**TASK STATEMENT**
Pull each line holding the word "לעסקים" from the data.

───── DATASET CONTENT

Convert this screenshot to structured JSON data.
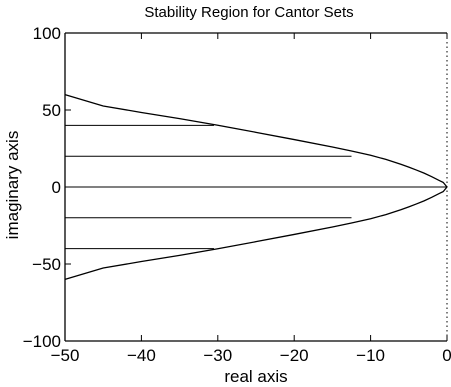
{
  "chart_data": {
    "type": "line",
    "title": "Stability Region for Cantor Sets",
    "xlabel": "real axis",
    "ylabel": "imaginary axis",
    "xlim": [
      -50,
      0
    ],
    "ylim": [
      -100,
      100
    ],
    "grid": false,
    "xticks": [
      {
        "value": -50,
        "label": "−50"
      },
      {
        "value": -40,
        "label": "−40"
      },
      {
        "value": -30,
        "label": "−30"
      },
      {
        "value": -20,
        "label": "−20"
      },
      {
        "value": -10,
        "label": "−10"
      },
      {
        "value": 0,
        "label": "0"
      }
    ],
    "yticks": [
      {
        "value": -100,
        "label": "−100"
      },
      {
        "value": -50,
        "label": "−50"
      },
      {
        "value": 0,
        "label": "0"
      },
      {
        "value": 50,
        "label": "50"
      },
      {
        "value": 100,
        "label": "100"
      }
    ],
    "series": [
      {
        "kind": "boundary",
        "x": [
          0,
          -0.5,
          -1,
          -2,
          -3,
          -4,
          -5,
          -6,
          -8,
          -10,
          -12.5,
          -15,
          -20,
          -25,
          -30,
          -35,
          -40,
          -45,
          -50
        ],
        "y_upper": [
          0,
          3,
          4.2,
          6.7,
          9,
          11,
          12.9,
          14.7,
          17.9,
          20.6,
          23.4,
          26.0,
          30.8,
          35.5,
          40.1,
          44.4,
          48.4,
          52.6,
          60.0
        ],
        "y_lower": [
          0,
          -3,
          -4.2,
          -6.7,
          -9,
          -11,
          -12.9,
          -14.7,
          -17.9,
          -20.6,
          -23.4,
          -26.0,
          -30.8,
          -35.5,
          -40.1,
          -44.4,
          -48.4,
          -52.6,
          -60.0
        ]
      }
    ],
    "segments": [
      {
        "x": [
          -50,
          -30.5
        ],
        "y": [
          40,
          40
        ]
      },
      {
        "x": [
          -50,
          -12.5
        ],
        "y": [
          20,
          20
        ]
      },
      {
        "x": [
          -50,
          0
        ],
        "y": [
          0,
          0
        ]
      },
      {
        "x": [
          -50,
          -12.5
        ],
        "y": [
          -20,
          -20
        ]
      },
      {
        "x": [
          -50,
          -30.5
        ],
        "y": [
          -40,
          -40
        ]
      }
    ],
    "reference_line": {
      "x": 0,
      "style": "dotted"
    }
  }
}
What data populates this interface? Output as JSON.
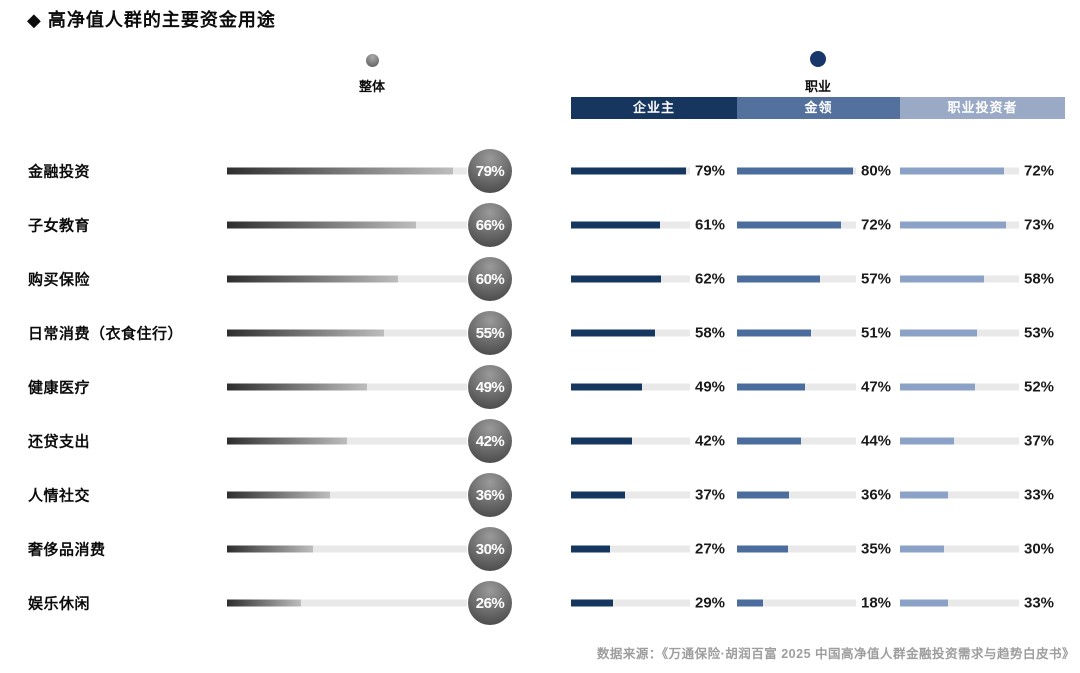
{
  "title": "◆ 高净值人群的主要资金用途",
  "legend": {
    "overall": "整体",
    "occupation": "职业"
  },
  "occupation_columns": [
    "企业主",
    "金领",
    "职业投资者"
  ],
  "source": "数据来源：《万通保险·胡润百富 2025 中国高净值人群金融投资需求与趋势白皮书》",
  "colors": {
    "occupation_headers": [
      "#17365f",
      "#54719e",
      "#9aaac6"
    ],
    "occupation_bars": [
      "#14365f",
      "#4a6d9e",
      "#8ba2c6"
    ],
    "overall_gradient": [
      "#2e2e2e",
      "#bdbdbd"
    ],
    "overall_bubble_top": "#9a9a9a",
    "overall_bubble_bottom": "#3f3f3f",
    "track": "#e9e9e9",
    "legend_navy": "#17376b"
  },
  "chart_data": {
    "type": "bar",
    "title": "高净值人群的主要资金用途",
    "unit": "%",
    "orientation": "horizontal",
    "xlim": [
      0,
      100
    ],
    "scale_max": {
      "overall": 84,
      "occupation": 82
    },
    "categories": [
      "金融投资",
      "子女教育",
      "购买保险",
      "日常消费（衣食住行）",
      "健康医疗",
      "还贷支出",
      "人情社交",
      "奢侈品消费",
      "娱乐休闲"
    ],
    "series": [
      {
        "name": "整体",
        "values": [
          79,
          66,
          60,
          55,
          49,
          42,
          36,
          30,
          26
        ]
      },
      {
        "name": "企业主",
        "values": [
          79,
          61,
          62,
          58,
          49,
          42,
          37,
          27,
          29
        ]
      },
      {
        "name": "金领",
        "values": [
          80,
          72,
          57,
          51,
          47,
          44,
          36,
          35,
          18
        ]
      },
      {
        "name": "职业投资者",
        "values": [
          72,
          73,
          58,
          53,
          52,
          37,
          33,
          30,
          33
        ]
      }
    ],
    "legend_position": "top",
    "grid": false
  }
}
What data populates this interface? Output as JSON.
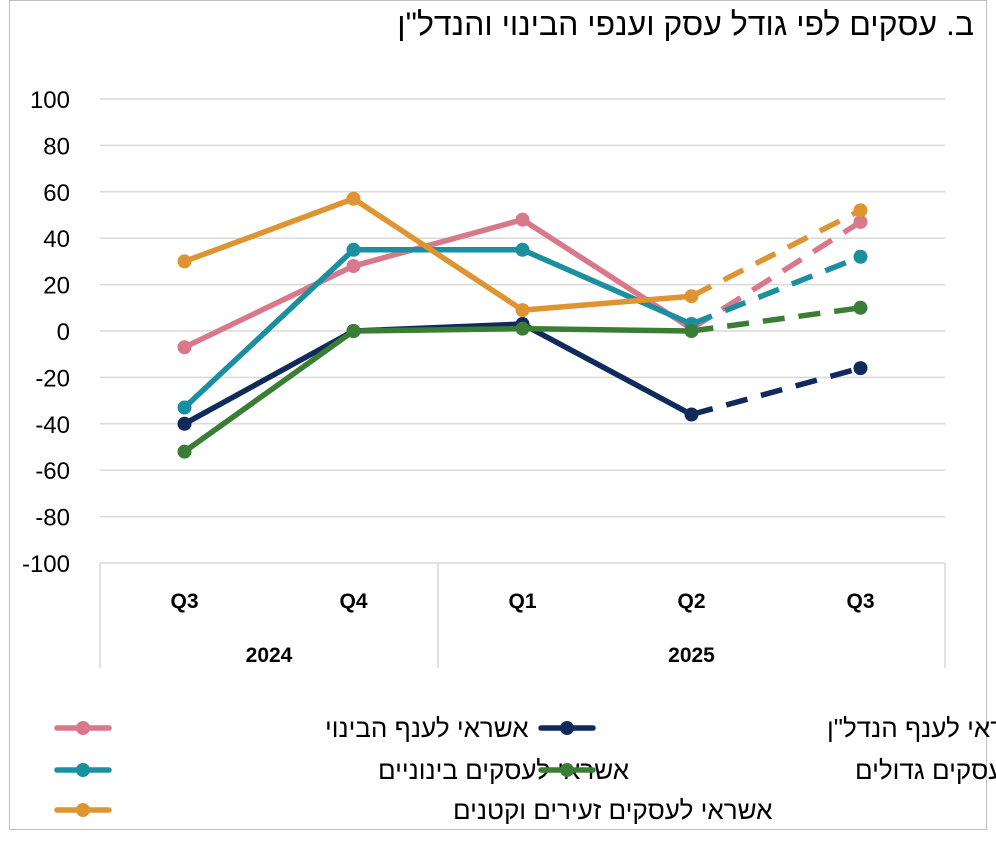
{
  "title": "ב. עסקים לפי גודל עסק וענפי הבינוי והנדל\"ן",
  "chart_data": {
    "type": "line",
    "title": "ב. עסקים לפי גודל עסק וענפי הבינוי והנדל\"ן",
    "categories": [
      "Q3",
      "Q4",
      "Q1",
      "Q2",
      "Q3"
    ],
    "year_groups": [
      {
        "label": "2024",
        "span": [
          0,
          1
        ]
      },
      {
        "label": "2025",
        "span": [
          2,
          4
        ]
      }
    ],
    "ylim": [
      -100,
      100
    ],
    "yticks": [
      100,
      80,
      60,
      40,
      20,
      0,
      -20,
      -40,
      -60,
      -80,
      -100
    ],
    "grid": true,
    "dashed_from_index": 3,
    "legend_position": "bottom",
    "series": [
      {
        "name": "אשראי לענף הבינוי",
        "color": "#d9788a",
        "values": [
          -7,
          28,
          48,
          1,
          47
        ]
      },
      {
        "name": "אשראי לענף הנדל\"ן",
        "color": "#102a5c",
        "values": [
          -40,
          0,
          3,
          -36,
          -16
        ]
      },
      {
        "name": "אשראי לעסקים בינוניים",
        "color": "#1a8fa0",
        "values": [
          -33,
          35,
          35,
          3,
          32
        ]
      },
      {
        "name": "אשראי לעסקים גדולים",
        "color": "#3a7d34",
        "values": [
          -52,
          0,
          1,
          0,
          10
        ]
      },
      {
        "name": "אשראי לעסקים זעירים וקטנים",
        "color": "#df9432",
        "values": [
          30,
          57,
          9,
          15,
          52
        ]
      }
    ]
  }
}
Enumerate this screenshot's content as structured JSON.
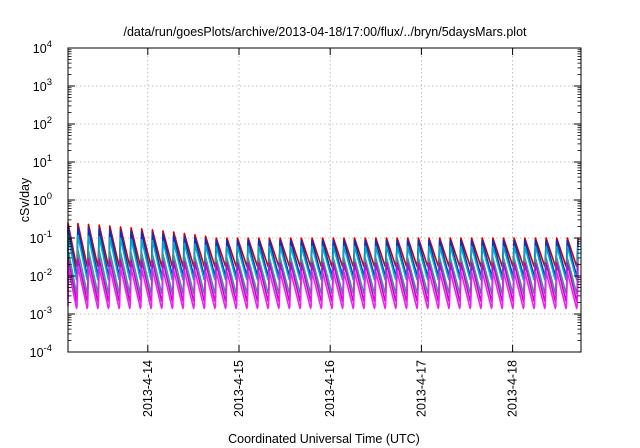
{
  "chart_data": {
    "type": "line",
    "title": "/data/run/goesPlots/archive/2013-04-18/17:00/flux/../bryn/5daysMars.plot",
    "xlabel": "Coordinated Universal Time (UTC)",
    "ylabel": "cSv/day",
    "yscale": "log",
    "ylim_exponent": [
      -4,
      4
    ],
    "y_ticks": [
      {
        "base": "10",
        "exp": "4"
      },
      {
        "base": "10",
        "exp": "3"
      },
      {
        "base": "10",
        "exp": "2"
      },
      {
        "base": "10",
        "exp": "1"
      },
      {
        "base": "10",
        "exp": "0"
      },
      {
        "base": "10",
        "exp": "-1"
      },
      {
        "base": "10",
        "exp": "-2"
      },
      {
        "base": "10",
        "exp": "-3"
      },
      {
        "base": "10",
        "exp": "-4"
      }
    ],
    "xlim": [
      "2013-04-13 03:00",
      "2013-04-18 18:00"
    ],
    "x_ticks": [
      "2013-4-14",
      "2013-4-15",
      "2013-4-16",
      "2013-4-17",
      "2013-4-18"
    ],
    "grid": true,
    "oscillation_period_hours": 2.8,
    "series": [
      {
        "color": "#cc0000",
        "peak_start": 0.25,
        "peak_end": 0.1,
        "trough": 0.018
      },
      {
        "color": "#0033cc",
        "peak_start": 0.2,
        "peak_end": 0.085,
        "trough": 0.01
      },
      {
        "color": "#00aacc",
        "peak_start": 0.12,
        "peak_end": 0.06,
        "trough": 0.008
      },
      {
        "color": "#339999",
        "peak_start": 0.05,
        "peak_end": 0.03,
        "trough": 0.0035
      },
      {
        "color": "#cc00cc",
        "peak_start": 0.03,
        "peak_end": 0.022,
        "trough": 0.0022
      },
      {
        "color": "#ee22ee",
        "peak_start": 0.018,
        "peak_end": 0.013,
        "trough": 0.0014
      }
    ]
  }
}
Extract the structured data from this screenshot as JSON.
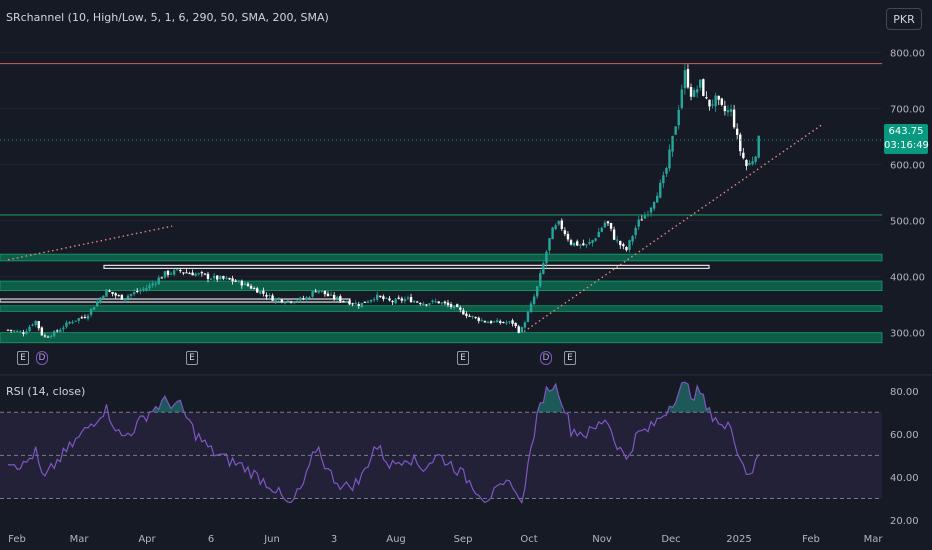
{
  "price_pane": {
    "legend": "SRchannel (10, High/Low, 5, 1, 6, 290, 50, SMA, 200, SMA)",
    "currency": "PKR",
    "last_price": "643.75",
    "countdown": "03:16:49",
    "y_ticks": [
      "800.00",
      "700.00",
      "600.00",
      "500.00",
      "400.00",
      "300.00"
    ]
  },
  "rsi_pane": {
    "legend": "RSI (14, close)",
    "y_ticks": [
      "80.00",
      "60.00",
      "40.00",
      "20.00"
    ]
  },
  "x_axis": {
    "labels": [
      "Feb",
      "Mar",
      "Apr",
      "6",
      "Jun",
      "3",
      "Aug",
      "Sep",
      "Oct",
      "Nov",
      "Dec",
      "2025",
      "Feb",
      "Mar"
    ]
  },
  "events": [
    {
      "glyph": "E",
      "kind": "earnings"
    },
    {
      "glyph": "D",
      "kind": "dividend"
    },
    {
      "glyph": "E",
      "kind": "earnings"
    },
    {
      "glyph": "E",
      "kind": "earnings"
    },
    {
      "glyph": "D",
      "kind": "dividend"
    },
    {
      "glyph": "E",
      "kind": "earnings"
    }
  ],
  "colors": {
    "background": "#161a25",
    "up": "#26a69a",
    "down": "#ffffff",
    "zone": "#0b6b4c",
    "resistance": "#b55b55",
    "trendline": "#e08a82",
    "rsi_line": "#7e57c2",
    "rsi_band": "#7e57c2",
    "last_price": "#089981"
  },
  "chart_data": [
    {
      "type": "candlestick",
      "title": "SRchannel (10, High/Low, 5, 1, 6, 290, 50, SMA, 200, SMA)",
      "ylabel": "PKR",
      "ylim": [
        278,
        822
      ],
      "x": [
        "Feb",
        "Mar",
        "Apr",
        "6",
        "Jun",
        "3",
        "Aug",
        "Sep",
        "Oct",
        "Nov",
        "Dec",
        "2025",
        "Feb",
        "Mar"
      ],
      "close_path": [
        {
          "t": 0.0,
          "v": 305
        },
        {
          "t": 2.0,
          "v": 300
        },
        {
          "t": 3.5,
          "v": 322
        },
        {
          "t": 4.5,
          "v": 292
        },
        {
          "t": 6.0,
          "v": 300
        },
        {
          "t": 8.0,
          "v": 320
        },
        {
          "t": 10.0,
          "v": 330
        },
        {
          "t": 12.5,
          "v": 375
        },
        {
          "t": 14.5,
          "v": 362
        },
        {
          "t": 16.0,
          "v": 370
        },
        {
          "t": 18.0,
          "v": 382
        },
        {
          "t": 20.0,
          "v": 405
        },
        {
          "t": 22.0,
          "v": 410
        },
        {
          "t": 24.0,
          "v": 405
        },
        {
          "t": 26.0,
          "v": 398
        },
        {
          "t": 28.0,
          "v": 395
        },
        {
          "t": 30.0,
          "v": 388
        },
        {
          "t": 32.0,
          "v": 375
        },
        {
          "t": 34.0,
          "v": 360
        },
        {
          "t": 36.0,
          "v": 357
        },
        {
          "t": 38.0,
          "v": 360
        },
        {
          "t": 39.5,
          "v": 378
        },
        {
          "t": 41.0,
          "v": 365
        },
        {
          "t": 43.0,
          "v": 357
        },
        {
          "t": 45.0,
          "v": 350
        },
        {
          "t": 47.0,
          "v": 365
        },
        {
          "t": 49.0,
          "v": 355
        },
        {
          "t": 51.0,
          "v": 360
        },
        {
          "t": 53.0,
          "v": 353
        },
        {
          "t": 55.0,
          "v": 355
        },
        {
          "t": 57.0,
          "v": 345
        },
        {
          "t": 59.0,
          "v": 330
        },
        {
          "t": 61.0,
          "v": 320
        },
        {
          "t": 63.0,
          "v": 318
        },
        {
          "t": 64.5,
          "v": 318
        },
        {
          "t": 65.5,
          "v": 300
        },
        {
          "t": 66.5,
          "v": 335
        },
        {
          "t": 67.5,
          "v": 372
        },
        {
          "t": 68.5,
          "v": 425
        },
        {
          "t": 69.5,
          "v": 480
        },
        {
          "t": 70.5,
          "v": 495
        },
        {
          "t": 72.0,
          "v": 460
        },
        {
          "t": 74.0,
          "v": 455
        },
        {
          "t": 75.0,
          "v": 468
        },
        {
          "t": 76.5,
          "v": 500
        },
        {
          "t": 77.5,
          "v": 470
        },
        {
          "t": 79.0,
          "v": 445
        },
        {
          "t": 80.5,
          "v": 495
        },
        {
          "t": 82.0,
          "v": 520
        },
        {
          "t": 84.0,
          "v": 580
        },
        {
          "t": 85.5,
          "v": 680
        },
        {
          "t": 86.5,
          "v": 765
        },
        {
          "t": 87.5,
          "v": 720
        },
        {
          "t": 88.5,
          "v": 745
        },
        {
          "t": 89.5,
          "v": 705
        },
        {
          "t": 90.5,
          "v": 715
        },
        {
          "t": 91.5,
          "v": 695
        },
        {
          "t": 92.5,
          "v": 695
        },
        {
          "t": 93.5,
          "v": 630
        },
        {
          "t": 94.5,
          "v": 595
        },
        {
          "t": 95.5,
          "v": 615
        },
        {
          "t": 96.0,
          "v": 643.75
        }
      ],
      "lines": {
        "resistance": 780,
        "last_price": 643.75,
        "support": 510,
        "outlined_zone": [
          416,
          420
        ],
        "outlined_zone_2": [
          355,
          360
        ]
      },
      "zones": [
        [
          428,
          440
        ],
        [
          375,
          392
        ],
        [
          338,
          348
        ],
        [
          282,
          300
        ]
      ],
      "trendlines": [
        {
          "from": {
            "t": 0.0,
            "v": 430
          },
          "to": {
            "t": 21.0,
            "v": 490
          }
        },
        {
          "from": {
            "t": 66.0,
            "v": 302
          },
          "to": {
            "t": 104.0,
            "v": 670
          }
        }
      ]
    },
    {
      "type": "line",
      "title": "RSI (14, close)",
      "ylim": [
        20,
        85
      ],
      "bands": {
        "upper": 70,
        "middle": 50,
        "lower": 30
      },
      "series": [
        {
          "name": "RSI (14, close)",
          "points": [
            {
              "t": 0.0,
              "v": 48
            },
            {
              "t": 2.0,
              "v": 45
            },
            {
              "t": 3.5,
              "v": 52
            },
            {
              "t": 4.5,
              "v": 38
            },
            {
              "t": 6.0,
              "v": 46
            },
            {
              "t": 8.0,
              "v": 54
            },
            {
              "t": 10.0,
              "v": 62
            },
            {
              "t": 12.5,
              "v": 72
            },
            {
              "t": 14.5,
              "v": 58
            },
            {
              "t": 16.0,
              "v": 62
            },
            {
              "t": 18.0,
              "v": 70
            },
            {
              "t": 20.0,
              "v": 75
            },
            {
              "t": 22.0,
              "v": 73
            },
            {
              "t": 24.0,
              "v": 60
            },
            {
              "t": 26.0,
              "v": 52
            },
            {
              "t": 28.0,
              "v": 48
            },
            {
              "t": 30.0,
              "v": 45
            },
            {
              "t": 32.0,
              "v": 40
            },
            {
              "t": 34.0,
              "v": 35
            },
            {
              "t": 36.0,
              "v": 26
            },
            {
              "t": 38.0,
              "v": 38
            },
            {
              "t": 39.5,
              "v": 55
            },
            {
              "t": 41.0,
              "v": 42
            },
            {
              "t": 43.0,
              "v": 35
            },
            {
              "t": 45.0,
              "v": 38
            },
            {
              "t": 47.0,
              "v": 55
            },
            {
              "t": 49.0,
              "v": 45
            },
            {
              "t": 51.0,
              "v": 50
            },
            {
              "t": 53.0,
              "v": 44
            },
            {
              "t": 55.0,
              "v": 50
            },
            {
              "t": 57.0,
              "v": 45
            },
            {
              "t": 59.0,
              "v": 38
            },
            {
              "t": 61.0,
              "v": 30
            },
            {
              "t": 63.0,
              "v": 34
            },
            {
              "t": 64.5,
              "v": 38
            },
            {
              "t": 65.5,
              "v": 26
            },
            {
              "t": 66.5,
              "v": 45
            },
            {
              "t": 67.5,
              "v": 65
            },
            {
              "t": 68.5,
              "v": 78
            },
            {
              "t": 69.5,
              "v": 83
            },
            {
              "t": 70.5,
              "v": 80
            },
            {
              "t": 72.0,
              "v": 62
            },
            {
              "t": 74.0,
              "v": 60
            },
            {
              "t": 75.0,
              "v": 62
            },
            {
              "t": 76.5,
              "v": 68
            },
            {
              "t": 77.5,
              "v": 58
            },
            {
              "t": 79.0,
              "v": 48
            },
            {
              "t": 80.5,
              "v": 60
            },
            {
              "t": 82.0,
              "v": 62
            },
            {
              "t": 84.0,
              "v": 70
            },
            {
              "t": 85.5,
              "v": 78
            },
            {
              "t": 86.5,
              "v": 84
            },
            {
              "t": 87.5,
              "v": 78
            },
            {
              "t": 88.5,
              "v": 80
            },
            {
              "t": 89.5,
              "v": 70
            },
            {
              "t": 90.5,
              "v": 68
            },
            {
              "t": 91.5,
              "v": 62
            },
            {
              "t": 92.5,
              "v": 64
            },
            {
              "t": 93.5,
              "v": 50
            },
            {
              "t": 94.5,
              "v": 42
            },
            {
              "t": 95.5,
              "v": 44
            },
            {
              "t": 96.0,
              "v": 51
            }
          ]
        }
      ]
    }
  ]
}
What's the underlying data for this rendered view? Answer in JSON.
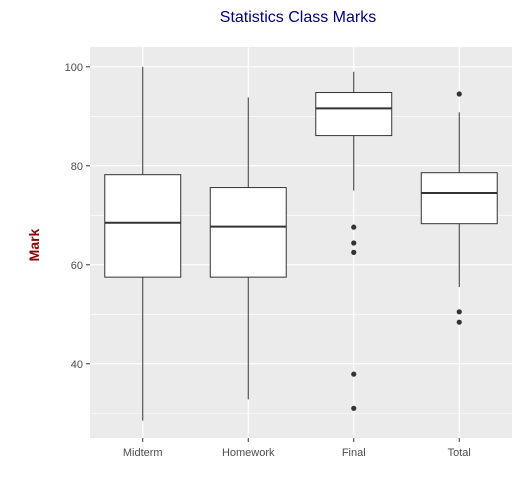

──────────

**EXERCISE OUTPUT**
        "name": "אשראי לעסקים בינוניים",
        "name": "אשראי לעסקים גדולים",
        "name": "אשראי לעסקים זעירים וקטנים",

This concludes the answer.